Work instruction:
Find every line in the entries that holds the string "földbe" and report it.

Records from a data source
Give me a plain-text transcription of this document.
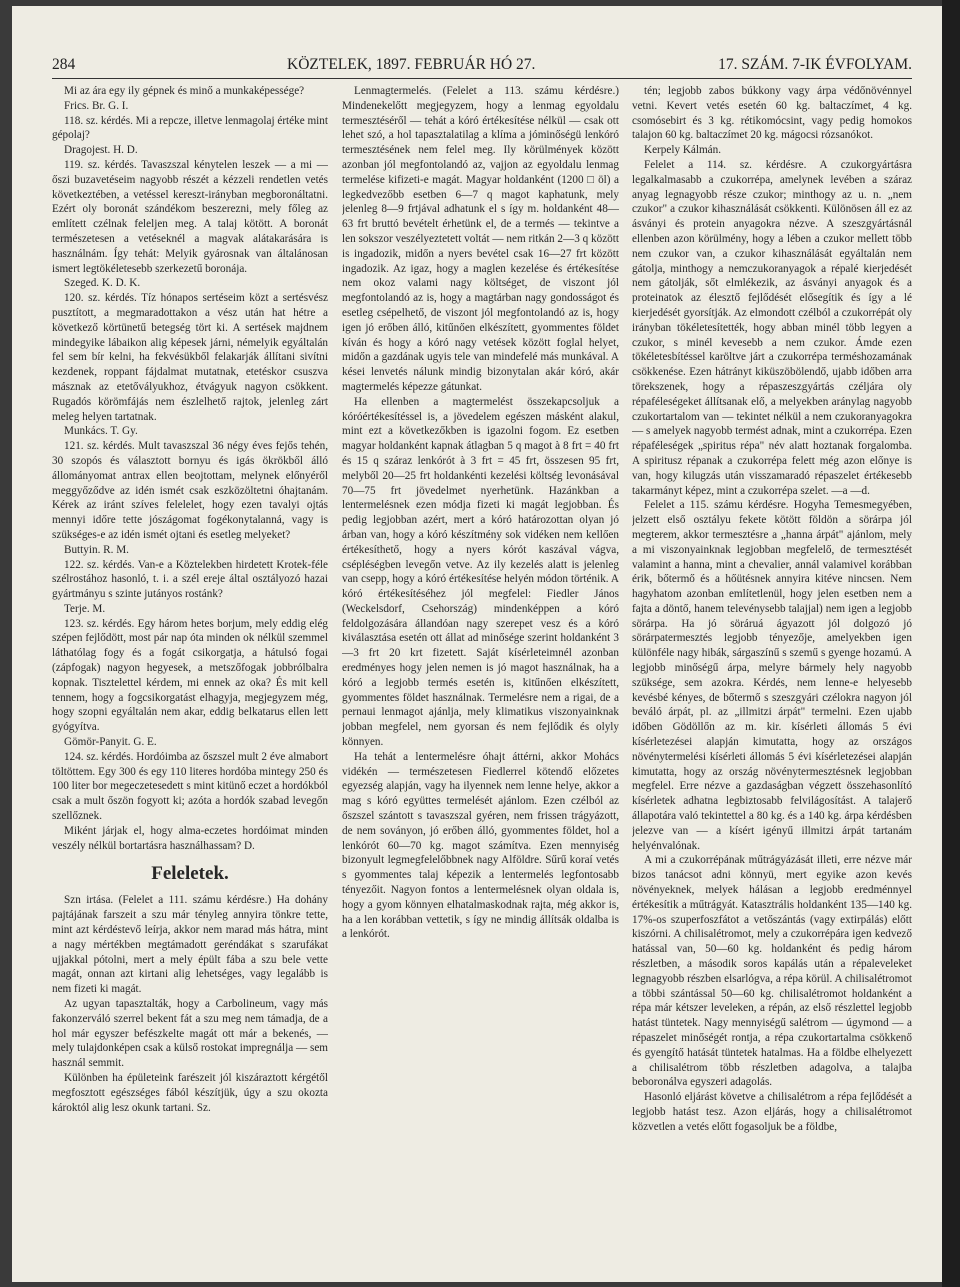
284	KÖZTELEK, 1897. FEBRUÁR HÓ 27.	17. SZÁM. 7-IK ÉVFOLYAM.

Mi az ára egy ily gépnek és minő a munkaképessége?

Frics. Br. G. I.

118. sz. kérdés. Mi a repcze, illetve lenmagolaj értéke mint gépolaj?

Dragojest. H. D.

119. sz. kérdés. Tavaszszal kénytelen leszek — a mi — őszi buzavetéseim nagyobb részét a kézzeli rendetlen vetés következtében, a vetéssel kereszt-irányban megboronáltatni. Ezért oly boronát szándékom beszerezni, mely főleg az említett czélnak feleljen meg. A talaj kötött. A boronát természetesen a vetéseknél a magvak alátakarására is használnám. Így tehát: Melyik gyárosnak van általánosan ismert legtökéletesebb szerkezetű boronája.

Szeged. K. D. K.

120. sz. kérdés. Tíz hónapos sertéseim közt a sertésvész pusztított, a megmaradottakon a vész után hat hétre a következő körtünetű betegség tört ki. A sertések majdnem mindegyike lábaikon alig képesek járni, némelyik egyáltalán fel sem bír kelni, ha fekvésükből felakarják állítani sivítni kezdenek, roppant fájdalmat mutatnak, etetéskor csuszva másznak az etetővályukhoz, étvágyuk nagyon csökkent. Rugadós körömfájás nem észlelhető rajtok, jelenleg zárt meleg helyen tartatnak.

Munkács. T. Gy.

121. sz. kérdés. Mult tavaszszal 36 négy éves fejős tehén, 30 szopós és választott bornyu és igás ökrökből álló állományomat antrax ellen beojtottam, melynek előnyéről meggyőződve az idén ismét csak eszközöltetni óhajtanám. Kérek az iránt szíves felelelet, hogy ezen tavalyi ojtás mennyi időre tette jószágomat fogékonytalanná, vagy is szükséges-e az idén ismét ojtani és esetleg melyeket?

Buttyin. R. M.

122. sz. kérdés. Van-e a Köztelekben hirdetett Krotek-féle szélrostához hasonló, t. i. a szél ereje által osztályozó hazai gyártmányu s szinte jutányos rostánk?

Terje. M.

123. sz. kérdés. Egy három hetes borjum, mely eddig elég szépen fejlődött, most pár nap óta minden ok nélkül szemmel láthatólag fogy és a fogát csikorgatja, a hátulsó fogai (zápfogak) nagyon hegyesek, a metszőfogak jobbrólbalra kopnak. Tisztelettel kérdem, mi ennek az oka? És mit kell tennem, hogy a fogcsikorgatást elhagyja, megjegyzem még, hogy szopni egyáltalán nem akar, eddig belkatarus ellen lett gyógyítva.

Gömör-Panyit. G. E.

124. sz. kérdés. Hordóimba az őszszel mult 2 éve almabort töltöttem. Egy 300 és egy 110 literes hordóba mintegy 250 és 100 liter bor megeczetesedett s mint kitünő eczet a hordókból csak a mult őszön fogyott ki; azóta a hordók szabad levegőn szellőznek.

Miként járjak el, hogy alma-eczetes hordóimat minden veszély nélkül bortartásra használhassam? D.

Feleletek.

Szn irtása. (Felelet a 111. számu kérdésre.) Ha dohány pajtájának farszeit a szu már tényleg annyira tönkre tette, mint azt kérdéstevő leírja, akkor nem marad más hátra, mint a nagy mértékben megtámadott geréndákat s szarufákat ujjakkal pótolni, mert a mely épült fába a szu bele vette magát, onnan azt kirtani alig lehetséges, vagy legalább is nem fizeti ki magát.

Az ugyan tapasztalták, hogy a Carbolineum, vagy más fakonzerváló szerrel bekent fát a szu meg nem támadja, de a hol már egyszer befészkelte magát ott már a bekenés, — mely tulajdonképen csak a külső rostokat impregnálja — sem használ semmit.

Különben ha épületeink farészeit jól kiszáraztott kérgétől megfosztott egészséges fából készítjük, úgy a szu okozta károktól alig lesz okunk tartani. Sz.

Lenmagtermelés. (Felelet a 113. számu kérdésre.) Mindenekelőtt megjegyzem, hogy a lenmag egyoldalu termesztéséről — tehát a kóró értékesítése nélkül — csak ott lehet szó, a hol tapasztalatilag a klíma a jóminőségü lenkóró termesztésének nem felel meg. Ily körülmények között azonban jól megfontolandó az, vajjon az egyoldalu lenmag termelése kifizeti-e magát. Magyar holdanként (1200 □ öl) a legkedvezőbb esetben 6—7 q magot kaphatunk, mely jelenleg 8—9 frtjával adhatunk el s így m. holdanként 48—63 frt bruttó bevételt érhetünk el, de a termés — tekintve a len sokszor veszélyeztetett voltát — nem ritkán 2—3 q között is ingadozik, midőn a nyers bevétel csak 16—27 frt között ingadozik. Az igaz, hogy a maglen kezelése és értékesítése nem okoz valami nagy költséget, de viszont jól megfontolandó az is, hogy a magtárban nagy gondosságot és esetleg csépelhető, de viszont jól megfontolandó az is, hogy igen jó erőben álló, kitűnően elkészített, gyommentes földet kíván és hogy a kóró nagy vetések között foglal helyet, midőn a gazdának ugyis tele van mindefelé más munkával. A kései lenvetés nálunk mindig bizonytalan akár kóró, akár magtermelés képezze gátunkat.

Ha ellenben a magtermelést összekapcsoljuk a kóróértékesítéssel is, a jövedelem egészen másként alakul, mint ezt a következőkben is igazolni fogom. Ez esetben magyar holdanként kapnak átlagban 5 q magot à 8 frt = 40 frt és 15 q száraz lenkórót à 3 frt = 45 frt, összesen 95 frt, melyből 20—25 frt holdankénti kezelési költség levonásával 70—75 frt jövedelmet nyerhetünk. Hazánkban a lentermelésnek ezen módja fizeti ki magát legjobban. És pedig legjobban azért, mert a kóró határozottan olyan jó árban van, hogy a kóró készítmény sok vidéken nem kellően értékesíthető, hogy a nyers kórót kaszával vágva, csépléségben levegőn vetve. Az ily kezelés alatt is jelenleg van csepp, hogy a kóró értékesítése helyén módon történik. A kóró értékesítéséhez jól megfelel: Fiedler János (Weckelsdorf, Csehország) mindenképpen a kóró feldolgozására állandóan nagy szerepet vesz és a kóró kiválasztása esetén ott állat ad minősége szerint holdanként 3—3 frt 20 krt fizetett. Saját kísérleteimnél azonban eredményes hogy jelen nemen is jó magot használnak, ha a kóró a legjobb termés esetén is, kitűnően elkészített, gyommentes földet használnak. Termelésre nem a rigai, de a pernaui lenmagot ajánlja, mely klimatikus viszonyainknak jobban megfelel, nem gyorsan és nem fejlődik és olyly könnyen.

Ha tehát a lentermelésre óhajt áttérni, akkor Mohács vidékén — természetesen Fiedlerrel kötendő előzetes egyezség alapján, vagy ha ilyennek nem lenne helye, akkor a mag s kóró együttes termelését ajánlom. Ezen czélból az őszszel szántott s tavaszszal gyéren, nem frissen trágyázott, de nem soványon, jó erőben álló, gyommentes földet, hol a lenkórót 60—70 kg. magot számítva. Ezen mennyiség bizonyult legmegfelelőbbnek nagy Alföldre. Sűrű koraí vetés s gyommentes talaj képezik a lentermelés legfontosabb tényezőit. Nagyon fontos a lentermelésnek olyan oldala is, hogy a gyom könnyen elhatalmaskodnak rajta, még akkor is, ha a len korábban vettetik, s így ne mindig állítsák oldalba is a lenkórót.

tén; legjobb zabos búkkony vagy árpa védőnövénnyel vetni. Kevert vetés esetén 60 kg. baltaczímet, 4 kg. csomósebirt és 3 kg. rétikomócsint, vagy pedig homokos talajon 60 kg. baltaczímet 20 kg. mágocsi rózsanókot.

Kerpely Kálmán.

Felelet a 114. sz. kérdésre. A czukorgyártásra legalkalmasabb a czukorrépa, amelynek levében a száraz anyag legnagyobb része czukor; minthogy az u. n. „nem czukor" a czukor kihasználását csökkenti. Különösen áll ez az ásványi és protein anyagokra nézve. A szeszgyártásnál ellenben azon körülmény, hogy a lében a czukor mellett több nem czukor van, a czukor kihasználását egyáltalán nem gátolja, minthogy a nemczukoranyagok a répalé kierjedését nem gátolják, sőt elmlékezik, az ásványi anyagok és a proteinatok az élesztő fejlődését elősegítik és így a lé kierjedését gyorsítják. Az elmondott czélból a czukorrépát oly irányban tökéletesítették, hogy abban minél több legyen a czukor, s minél kevesebb a nem czukor. Ámde ezen tökéletesbítéssel karöltve járt a czukorrépa terméshozamának csökkenése. Ezen hátrányt kiküszöbölendő, ujabb időben arra törekszenek, hogy a répaszeszgyártás czéljára oly répaféleségeket állítsanak elő, a melyekben aránylag nagyobb czukortartalom van — tekintet nélkül a nem czukoranyagokra — s amelyek nagyobb termést adnak, mint a czukorrépa. Ezen répaféleségek „spiritus répa" név alatt hoztanak forgalomba. A spiritusz répanak a czukorrépa felett még azon előnye is van, hogy kilugzás után visszamaradó répaszelet értékesebb takarmányt képez, mint a czukorrépa szelet. —a —d.

Felelet a 115. számu kérdésre. Hogyha Temesmegyében, jelzett első osztályu fekete kötött földön a sörárpa jól megterem, akkor termesztésre a „hanna árpát" ajánlom, mely a mi viszonyainknak legjobban megfelelő, de termesztését valamint a hanna, mint a chevalier, annál valamivel korábban érik, bőtermő és a hőütésnek annyira kitéve nincsen. Nem hagyhatom azonban említetlenül, hogy jelen esetben nem a fajta a döntő, hanem televénysebb talajjal) nem igen a legjobb sörárpa. Ha jó söráruá ágyazott jól dolgozó jó sörárpatermesztés legjobb tényezője, amelyekben igen különféle nagy hibák, sárgaszínű s szemű s gyenge hozamú. A legjobb minőségű árpa, melyre bármely hely nagyobb szüksége, sem azokra. Kérdés, nem lenne-e helyesebb kevésbé kényes, de bőtermő s szeszgyári czélokra nagyon jól beváló árpát, pl. az „illmitzi árpát" termelni. Ezen ujabb időben Gödöllőn az m. kir. kísérleti állomás 5 évi kísérletezései alapján kimutatta, hogy az országos növénytermelési kísérleti állomás 5 évi kísérletezései alapján kimutatta, hogy az ország növénytermesztésnek legjobban megfelel. Erre nézve a gazdaságban végzett összehasonlító kísérletek adhatna legbiztosabb felvilágosítást. A talajerő állapotára való tekintettel a 80 kg. és a 140 kg. árpa kérdésben jelezve van — a kísért igényű illmitzi árpát tartanám helyénvalónak.

A mi a czukorrépának műtrágyázását illeti, erre nézve már bizos tanácsot adni könnyü, mert egyike azon kevés növényeknek, melyek hálásan a legjobb eredménnyel értékesítik a műtrágyát. Katasztrális holdanként 135—140 kg. 17%-os szuperfoszfátot a vetőszántás (vagy extirpálás) előtt kiszórni. A chilisalétromot, mely a czukorrépára igen kedvező hatással van, 50—60 kg. holdanként és pedig három részletben, a második soros kapálás után a répaleveleket legnagyobb részben elsarlógva, a répa körül. A chilisalétromot a többi szántással 50—60 kg. chilisalétromot holdanként a répa már kétszer leveleken, a répán, az első részlettel legjobb hatást tüntetek. Nagy mennyiségű salétrom — úgymond — a répaszelet minőségét rontja, a répa czukortartalma csökkenő és gyengítő hatását tüntetek hatalmas. Ha a földbe elhelyezett a chilisalétrom több részletben adagolva, a talajba beboronálva egyszeri adagolás.

Hasonló eljárást követve a chilisalétrom a répa fejlődését a legjobb hatást tesz. Azon eljárás, hogy a chilisalétromot közvetlen a vetés előtt fogasoljuk be a földbe,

Output for this task:
A mi a czukorrépának műtrágyázását illeti, erre nézve már bizos tanácsot adni könnyü, mert egyike azon kevés növényeknek, melyek hálásan a legjobb eredménnyel értékesítik a műtrágyát. Katasztrális holdanként 135—140 kg. 17%-os szuperfoszfátot a vetőszántás (vagy extirpálás) előtt kiszórni. A chilisalétromot, mely a czukorrépára igen kedvező hatással van, 50—60 kg. holdanként és pedig három részletben, a második soros kapálás után a répaleveleket legnagyobb részben elsarlógva, a répa körül. A chilisalétromot a többi szántással 50—60 kg. chilisalétromot holdanként a répa már kétszer leveleken, a répán, az első részlettel legjobb hatást tüntetek. Nagy mennyiségű salétrom — úgymond — a répaszelet minőségét rontja, a répa czukortartalma csökkenő és gyengítő hatását tüntetek hatalmas. Ha a földbe elhelyezett a chilisalétrom több részletben adagolva, a talajba beboronálva egyszeri adagolás.
Hasonló eljárást követve a chilisalétrom a répa fejlődését a legjobb hatást tesz. Azon eljárás, hogy a chilisalétromot közvetlen a vetés előtt fogasoljuk be a földbe,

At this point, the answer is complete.